WHAT THE TASK ASKS
Lines before the one containing "What's the underlying" are excluded. Repeat that line and every line after it, exactly.

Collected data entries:
• • • •
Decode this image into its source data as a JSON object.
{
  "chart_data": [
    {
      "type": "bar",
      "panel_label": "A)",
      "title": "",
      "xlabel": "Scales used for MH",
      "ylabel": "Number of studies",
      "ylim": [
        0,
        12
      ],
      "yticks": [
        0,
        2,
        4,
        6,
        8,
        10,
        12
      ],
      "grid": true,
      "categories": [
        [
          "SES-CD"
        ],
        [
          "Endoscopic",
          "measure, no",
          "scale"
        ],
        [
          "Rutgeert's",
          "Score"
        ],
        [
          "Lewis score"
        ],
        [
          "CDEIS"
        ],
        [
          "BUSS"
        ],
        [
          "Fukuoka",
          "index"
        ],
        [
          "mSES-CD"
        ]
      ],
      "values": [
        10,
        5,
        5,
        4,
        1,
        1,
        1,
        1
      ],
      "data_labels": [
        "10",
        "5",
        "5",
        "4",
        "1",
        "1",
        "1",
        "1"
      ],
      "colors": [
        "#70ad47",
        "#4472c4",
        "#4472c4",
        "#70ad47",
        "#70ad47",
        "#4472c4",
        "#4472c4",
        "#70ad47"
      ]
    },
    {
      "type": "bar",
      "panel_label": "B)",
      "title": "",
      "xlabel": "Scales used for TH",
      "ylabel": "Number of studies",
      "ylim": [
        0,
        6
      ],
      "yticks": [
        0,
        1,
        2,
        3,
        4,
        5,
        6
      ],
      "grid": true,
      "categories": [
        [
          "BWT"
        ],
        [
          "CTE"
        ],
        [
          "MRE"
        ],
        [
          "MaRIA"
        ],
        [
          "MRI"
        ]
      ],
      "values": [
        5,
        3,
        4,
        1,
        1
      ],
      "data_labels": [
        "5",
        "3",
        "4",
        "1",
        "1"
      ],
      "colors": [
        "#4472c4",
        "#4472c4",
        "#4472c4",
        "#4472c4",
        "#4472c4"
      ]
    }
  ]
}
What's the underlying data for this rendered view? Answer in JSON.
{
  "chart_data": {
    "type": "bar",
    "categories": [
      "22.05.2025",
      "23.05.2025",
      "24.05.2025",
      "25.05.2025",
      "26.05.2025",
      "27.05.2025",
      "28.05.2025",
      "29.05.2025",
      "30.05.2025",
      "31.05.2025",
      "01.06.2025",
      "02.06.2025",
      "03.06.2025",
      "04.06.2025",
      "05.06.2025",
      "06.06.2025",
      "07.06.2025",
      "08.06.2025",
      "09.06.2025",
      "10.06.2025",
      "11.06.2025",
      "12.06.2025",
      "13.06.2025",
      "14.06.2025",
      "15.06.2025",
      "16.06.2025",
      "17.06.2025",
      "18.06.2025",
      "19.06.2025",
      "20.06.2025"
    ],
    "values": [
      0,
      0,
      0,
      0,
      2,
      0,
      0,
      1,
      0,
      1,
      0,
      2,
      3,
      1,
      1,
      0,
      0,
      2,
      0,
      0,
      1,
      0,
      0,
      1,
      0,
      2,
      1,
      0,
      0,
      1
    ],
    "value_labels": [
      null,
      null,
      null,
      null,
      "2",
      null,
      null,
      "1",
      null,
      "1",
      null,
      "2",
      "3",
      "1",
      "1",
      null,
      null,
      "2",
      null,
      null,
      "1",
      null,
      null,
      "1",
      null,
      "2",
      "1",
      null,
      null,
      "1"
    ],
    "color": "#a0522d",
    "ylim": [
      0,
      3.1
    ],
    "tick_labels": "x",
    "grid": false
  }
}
• • • •
COMPLETED TASK
What's the underlying data for this rendered view? Answer in JSON.
{
  "chart_data": {
    "type": "bar",
    "categories": [
      "22.05.2025",
      "23.05.2025",
      "24.05.2025",
      "25.05.2025",
      "26.05.2025",
      "27.05.2025",
      "28.05.2025",
      "29.05.2025",
      "30.05.2025",
      "31.05.2025",
      "01.06.2025",
      "02.06.2025",
      "03.06.2025",
      "04.06.2025",
      "05.06.2025",
      "06.06.2025",
      "07.06.2025",
      "08.06.2025",
      "09.06.2025",
      "10.06.2025",
      "11.06.2025",
      "12.06.2025",
      "13.06.2025",
      "14.06.2025",
      "15.06.2025",
      "16.06.2025",
      "17.06.2025",
      "18.06.2025",
      "19.06.2025",
      "20.06.2025"
    ],
    "values": [
      0,
      0,
      0,
      0,
      2,
      0,
      0,
      1,
      0,
      1,
      0,
      2,
      3,
      1,
      1,
      0,
      0,
      2,
      0,
      0,
      1,
      0,
      0,
      1,
      0,
      2,
      1,
      0,
      0,
      1
    ],
    "value_labels": [
      null,
      null,
      null,
      null,
      "2",
      null,
      null,
      "1",
      null,
      "1",
      null,
      "2",
      "3",
      "1",
      "1",
      null,
      null,
      "2",
      null,
      null,
      "1",
      null,
      null,
      "1",
      null,
      "2",
      "1",
      null,
      null,
      "1"
    ],
    "color": "#a0522d",
    "ylim": [
      0,
      3.1
    ],
    "tick_labels": "x",
    "grid": false
  }
}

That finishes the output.